Check every line below for the word "eenvoudig" and copy each one that has it.

#### Task input

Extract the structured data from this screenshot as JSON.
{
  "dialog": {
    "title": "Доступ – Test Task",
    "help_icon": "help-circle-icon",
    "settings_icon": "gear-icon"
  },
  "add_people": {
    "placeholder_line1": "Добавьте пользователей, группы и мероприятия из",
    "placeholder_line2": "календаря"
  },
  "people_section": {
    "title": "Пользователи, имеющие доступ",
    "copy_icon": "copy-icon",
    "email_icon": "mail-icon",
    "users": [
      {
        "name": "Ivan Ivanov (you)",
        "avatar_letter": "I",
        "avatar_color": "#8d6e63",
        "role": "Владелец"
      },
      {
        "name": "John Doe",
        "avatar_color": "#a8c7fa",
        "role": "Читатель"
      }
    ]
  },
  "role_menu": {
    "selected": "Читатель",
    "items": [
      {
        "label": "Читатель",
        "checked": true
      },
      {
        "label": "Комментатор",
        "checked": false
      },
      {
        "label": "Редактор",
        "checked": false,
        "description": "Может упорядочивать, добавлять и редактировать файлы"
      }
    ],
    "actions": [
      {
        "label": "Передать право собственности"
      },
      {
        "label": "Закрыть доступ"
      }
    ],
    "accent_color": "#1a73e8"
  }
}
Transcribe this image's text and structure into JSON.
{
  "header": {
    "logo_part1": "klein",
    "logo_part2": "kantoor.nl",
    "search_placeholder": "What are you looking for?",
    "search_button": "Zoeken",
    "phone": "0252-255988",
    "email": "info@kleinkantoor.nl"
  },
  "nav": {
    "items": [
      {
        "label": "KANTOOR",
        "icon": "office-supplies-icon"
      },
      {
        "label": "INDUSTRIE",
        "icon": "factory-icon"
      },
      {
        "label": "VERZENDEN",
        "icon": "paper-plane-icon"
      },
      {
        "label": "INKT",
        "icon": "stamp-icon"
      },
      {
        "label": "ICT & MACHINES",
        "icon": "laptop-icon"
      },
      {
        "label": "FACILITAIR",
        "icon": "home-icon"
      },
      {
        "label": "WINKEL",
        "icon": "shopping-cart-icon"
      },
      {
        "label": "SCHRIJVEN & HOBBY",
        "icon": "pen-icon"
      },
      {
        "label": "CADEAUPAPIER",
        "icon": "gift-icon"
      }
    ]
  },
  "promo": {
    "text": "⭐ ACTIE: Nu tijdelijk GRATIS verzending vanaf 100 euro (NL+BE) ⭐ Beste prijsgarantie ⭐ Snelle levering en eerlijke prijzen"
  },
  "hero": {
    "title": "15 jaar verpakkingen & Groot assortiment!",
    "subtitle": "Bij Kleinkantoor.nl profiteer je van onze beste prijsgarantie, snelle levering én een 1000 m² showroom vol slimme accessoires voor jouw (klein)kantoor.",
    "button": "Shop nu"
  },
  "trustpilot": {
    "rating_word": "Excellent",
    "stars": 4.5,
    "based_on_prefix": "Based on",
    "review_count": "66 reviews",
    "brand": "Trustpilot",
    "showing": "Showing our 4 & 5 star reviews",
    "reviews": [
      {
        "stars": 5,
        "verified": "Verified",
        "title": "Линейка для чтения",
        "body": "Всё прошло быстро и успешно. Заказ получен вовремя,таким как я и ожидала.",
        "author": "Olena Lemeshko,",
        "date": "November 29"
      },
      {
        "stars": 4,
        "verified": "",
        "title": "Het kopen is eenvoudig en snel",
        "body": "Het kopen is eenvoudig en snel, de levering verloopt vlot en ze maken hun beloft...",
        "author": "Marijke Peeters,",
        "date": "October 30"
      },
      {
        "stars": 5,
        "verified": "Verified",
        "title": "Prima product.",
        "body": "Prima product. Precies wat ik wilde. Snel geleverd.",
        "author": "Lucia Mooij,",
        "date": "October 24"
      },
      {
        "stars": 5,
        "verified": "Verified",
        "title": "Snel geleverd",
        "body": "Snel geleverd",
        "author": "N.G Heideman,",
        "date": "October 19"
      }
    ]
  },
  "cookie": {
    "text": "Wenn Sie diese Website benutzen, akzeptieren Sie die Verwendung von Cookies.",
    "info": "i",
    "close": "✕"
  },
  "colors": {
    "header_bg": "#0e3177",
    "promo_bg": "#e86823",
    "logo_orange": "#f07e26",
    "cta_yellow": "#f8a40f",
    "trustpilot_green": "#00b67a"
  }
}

########

| Answer |
        "title": "Het kopen is eenvoudig en snel",
        "body": "Het kopen is eenvoudig en snel, de levering verloopt vlot en ze maken hun beloft...",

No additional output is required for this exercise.